SHORT EXERCISE> Copy out the listing that follows, exact in every word, and skip the images.

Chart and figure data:
■ ■ ■ ■ ■ ■ ■
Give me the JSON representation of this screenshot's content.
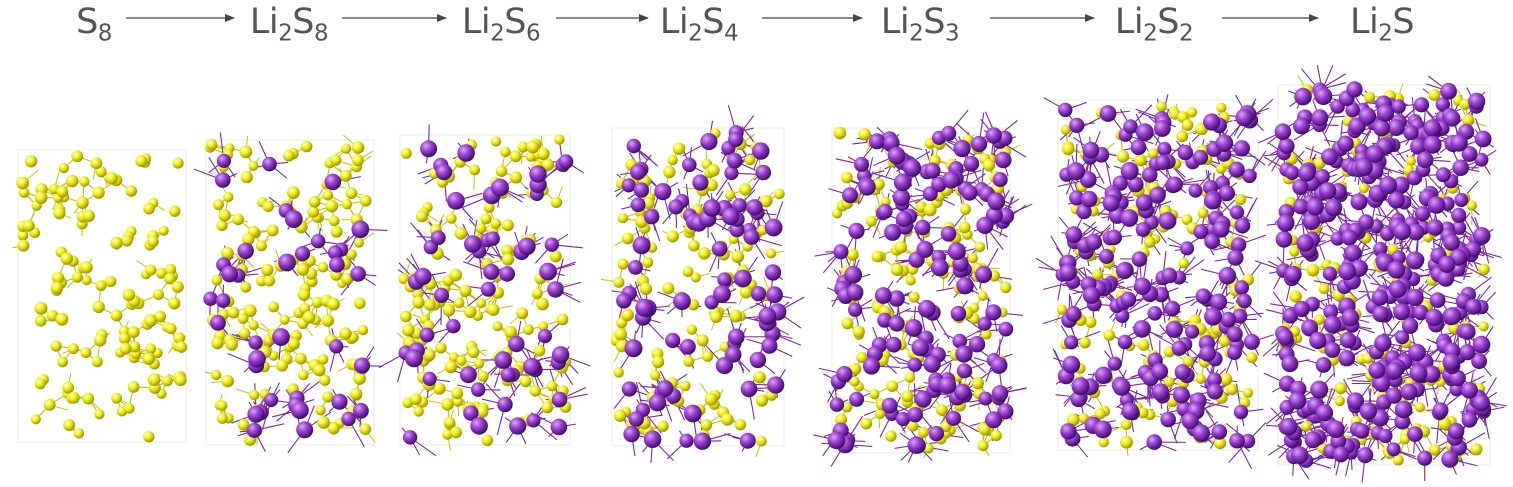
{
  "reaction_sequence": [
    {
      "metal": "",
      "metal_sub": "",
      "nonmetal": "S",
      "nonmetal_sub": "8"
    },
    {
      "metal": "Li",
      "metal_sub": "2",
      "nonmetal": "S",
      "nonmetal_sub": "8"
    },
    {
      "metal": "Li",
      "metal_sub": "2",
      "nonmetal": "S",
      "nonmetal_sub": "6"
    },
    {
      "metal": "Li",
      "metal_sub": "2",
      "nonmetal": "S",
      "nonmetal_sub": "4"
    },
    {
      "metal": "Li",
      "metal_sub": "2",
      "nonmetal": "S",
      "nonmetal_sub": "3"
    },
    {
      "metal": "Li",
      "metal_sub": "2",
      "nonmetal": "S",
      "nonmetal_sub": "2"
    },
    {
      "metal": "Li",
      "metal_sub": "2",
      "nonmetal": "S",
      "nonmetal_sub": ""
    }
  ],
  "colors": {
    "sulfur": "#f2ee1a",
    "sulfur_shade": "#9a9200",
    "lithium": "#9a3fd1",
    "lithium_shade": "#3c0b66",
    "bond_sulfur": "#c8c20c",
    "bond_lithium": "#7a2a9c",
    "label_text": "#555555",
    "arrow": "#444444"
  },
  "snapshots": [
    {
      "formula_index": 0,
      "sulfur_atoms": 130,
      "lithium_atoms": 0
    },
    {
      "formula_index": 1,
      "sulfur_atoms": 150,
      "lithium_atoms": 38
    },
    {
      "formula_index": 2,
      "sulfur_atoms": 150,
      "lithium_atoms": 55
    },
    {
      "formula_index": 3,
      "sulfur_atoms": 120,
      "lithium_atoms": 80
    },
    {
      "formula_index": 4,
      "sulfur_atoms": 150,
      "lithium_atoms": 130
    },
    {
      "formula_index": 5,
      "sulfur_atoms": 130,
      "lithium_atoms": 180
    },
    {
      "formula_index": 6,
      "sulfur_atoms": 130,
      "lithium_atoms": 320
    }
  ]
}
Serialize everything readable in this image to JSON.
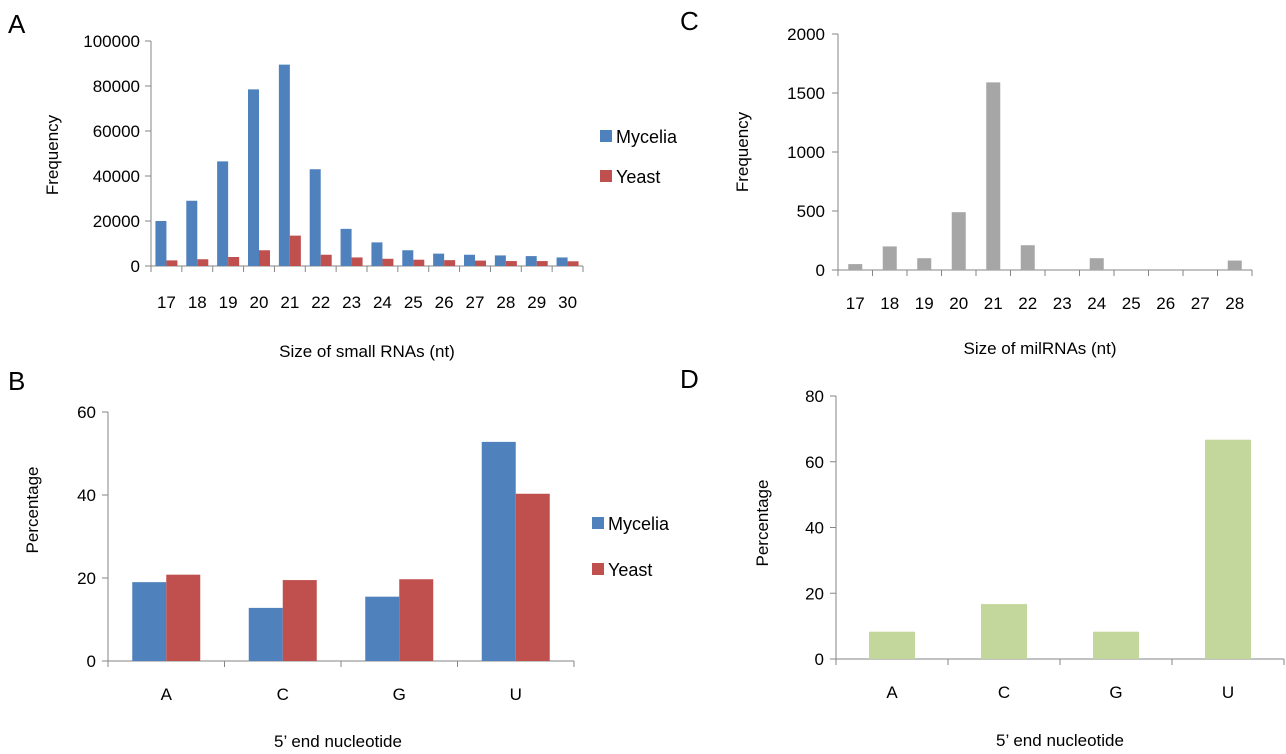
{
  "chart_data": [
    {
      "panel": "A",
      "type": "bar",
      "categories": [
        "17",
        "18",
        "19",
        "20",
        "21",
        "22",
        "23",
        "24",
        "25",
        "26",
        "27",
        "28",
        "29",
        "30"
      ],
      "series": [
        {
          "name": "Mycelia",
          "color": "#4F81BD",
          "values": [
            20000,
            29000,
            46500,
            78500,
            89500,
            43000,
            16500,
            10500,
            7000,
            5500,
            5000,
            4700,
            4400,
            3800
          ]
        },
        {
          "name": "Yeast",
          "color": "#C0504D",
          "values": [
            2500,
            3000,
            4000,
            7000,
            13500,
            5000,
            3800,
            3200,
            2800,
            2600,
            2400,
            2200,
            2200,
            2100
          ]
        }
      ],
      "xlabel": "Size of small RNAs (nt)",
      "ylabel": "Frequency",
      "ylim": [
        0,
        100000
      ],
      "yticks": [
        "0",
        "20000",
        "40000",
        "60000",
        "80000",
        "100000"
      ],
      "legend": "right"
    },
    {
      "panel": "C",
      "type": "bar",
      "categories": [
        "17",
        "18",
        "19",
        "20",
        "21",
        "22",
        "23",
        "24",
        "25",
        "26",
        "27",
        "28"
      ],
      "series": [
        {
          "color": "#A6A6A6",
          "values": [
            50,
            200,
            100,
            490,
            1590,
            210,
            0,
            100,
            0,
            0,
            0,
            80
          ]
        }
      ],
      "xlabel": "Size of milRNAs (nt)",
      "ylabel": "Frequency",
      "ylim": [
        0,
        2000
      ],
      "yticks": [
        "0",
        "500",
        "1000",
        "1500",
        "2000"
      ]
    },
    {
      "panel": "B",
      "type": "bar",
      "categories": [
        "A",
        "C",
        "G",
        "U"
      ],
      "series": [
        {
          "name": "Mycelia",
          "color": "#4F81BD",
          "values": [
            19,
            12.8,
            15.5,
            52.8
          ]
        },
        {
          "name": "Yeast",
          "color": "#C0504D",
          "values": [
            20.8,
            19.5,
            19.7,
            40.3
          ]
        }
      ],
      "xlabel": "5’ end nucleotide",
      "ylabel": "Percentage",
      "ylim": [
        0,
        60
      ],
      "yticks": [
        "0",
        "20",
        "40",
        "60"
      ],
      "legend": "right"
    },
    {
      "panel": "D",
      "type": "bar",
      "categories": [
        "A",
        "C",
        "G",
        "U"
      ],
      "series": [
        {
          "color": "#C3D69B",
          "values": [
            8.3,
            16.7,
            8.3,
            66.7
          ]
        }
      ],
      "xlabel": "5’ end nucleotide",
      "ylabel": "Percentage",
      "ylim": [
        0,
        80
      ],
      "yticks": [
        "0",
        "20",
        "40",
        "60",
        "80"
      ]
    }
  ]
}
■ ■ ■ ■ ■ ■ ■
SOLVED EXERCISE>
Give me the JSON representation of this screenshot's content.
{
  "reaction_sequence": [
    {
      "metal": "",
      "metal_sub": "",
      "nonmetal": "S",
      "nonmetal_sub": "8"
    },
    {
      "metal": "Li",
      "metal_sub": "2",
      "nonmetal": "S",
      "nonmetal_sub": "8"
    },
    {
      "metal": "Li",
      "metal_sub": "2",
      "nonmetal": "S",
      "nonmetal_sub": "6"
    },
    {
      "metal": "Li",
      "metal_sub": "2",
      "nonmetal": "S",
      "nonmetal_sub": "4"
    },
    {
      "metal": "Li",
      "metal_sub": "2",
      "nonmetal": "S",
      "nonmetal_sub": "3"
    },
    {
      "metal": "Li",
      "metal_sub": "2",
      "nonmetal": "S",
      "nonmetal_sub": "2"
    },
    {
      "metal": "Li",
      "metal_sub": "2",
      "nonmetal": "S",
      "nonmetal_sub": ""
    }
  ],
  "colors": {
    "sulfur": "#f2ee1a",
    "sulfur_shade": "#9a9200",
    "lithium": "#9a3fd1",
    "lithium_shade": "#3c0b66",
    "bond_sulfur": "#c8c20c",
    "bond_lithium": "#7a2a9c",
    "label_text": "#555555",
    "arrow": "#444444"
  },
  "snapshots": [
    {
      "formula_index": 0,
      "sulfur_atoms": 130,
      "lithium_atoms": 0
    },
    {
      "formula_index": 1,
      "sulfur_atoms": 150,
      "lithium_atoms": 38
    },
    {
      "formula_index": 2,
      "sulfur_atoms": 150,
      "lithium_atoms": 55
    },
    {
      "formula_index": 3,
      "sulfur_atoms": 120,
      "lithium_atoms": 80
    },
    {
      "formula_index": 4,
      "sulfur_atoms": 150,
      "lithium_atoms": 130
    },
    {
      "formula_index": 5,
      "sulfur_atoms": 130,
      "lithium_atoms": 180
    },
    {
      "formula_index": 6,
      "sulfur_atoms": 130,
      "lithium_atoms": 320
    }
  ]
}
Serialize everything readable in this image to JSON.
{
  "chart_data": [
    {
      "panel": "A",
      "type": "bar",
      "categories": [
        "17",
        "18",
        "19",
        "20",
        "21",
        "22",
        "23",
        "24",
        "25",
        "26",
        "27",
        "28",
        "29",
        "30"
      ],
      "series": [
        {
          "name": "Mycelia",
          "color": "#4F81BD",
          "values": [
            20000,
            29000,
            46500,
            78500,
            89500,
            43000,
            16500,
            10500,
            7000,
            5500,
            5000,
            4700,
            4400,
            3800
          ]
        },
        {
          "name": "Yeast",
          "color": "#C0504D",
          "values": [
            2500,
            3000,
            4000,
            7000,
            13500,
            5000,
            3800,
            3200,
            2800,
            2600,
            2400,
            2200,
            2200,
            2100
          ]
        }
      ],
      "xlabel": "Size of small RNAs (nt)",
      "ylabel": "Frequency",
      "ylim": [
        0,
        100000
      ],
      "yticks": [
        "0",
        "20000",
        "40000",
        "60000",
        "80000",
        "100000"
      ],
      "legend": "right"
    },
    {
      "panel": "C",
      "type": "bar",
      "categories": [
        "17",
        "18",
        "19",
        "20",
        "21",
        "22",
        "23",
        "24",
        "25",
        "26",
        "27",
        "28"
      ],
      "series": [
        {
          "color": "#A6A6A6",
          "values": [
            50,
            200,
            100,
            490,
            1590,
            210,
            0,
            100,
            0,
            0,
            0,
            80
          ]
        }
      ],
      "xlabel": "Size of milRNAs (nt)",
      "ylabel": "Frequency",
      "ylim": [
        0,
        2000
      ],
      "yticks": [
        "0",
        "500",
        "1000",
        "1500",
        "2000"
      ]
    },
    {
      "panel": "B",
      "type": "bar",
      "categories": [
        "A",
        "C",
        "G",
        "U"
      ],
      "series": [
        {
          "name": "Mycelia",
          "color": "#4F81BD",
          "values": [
            19,
            12.8,
            15.5,
            52.8
          ]
        },
        {
          "name": "Yeast",
          "color": "#C0504D",
          "values": [
            20.8,
            19.5,
            19.7,
            40.3
          ]
        }
      ],
      "xlabel": "5’ end nucleotide",
      "ylabel": "Percentage",
      "ylim": [
        0,
        60
      ],
      "yticks": [
        "0",
        "20",
        "40",
        "60"
      ],
      "legend": "right"
    },
    {
      "panel": "D",
      "type": "bar",
      "categories": [
        "A",
        "C",
        "G",
        "U"
      ],
      "series": [
        {
          "color": "#C3D69B",
          "values": [
            8.3,
            16.7,
            8.3,
            66.7
          ]
        }
      ],
      "xlabel": "5’ end nucleotide",
      "ylabel": "Percentage",
      "ylim": [
        0,
        80
      ],
      "yticks": [
        "0",
        "20",
        "40",
        "60",
        "80"
      ]
    }
  ]
}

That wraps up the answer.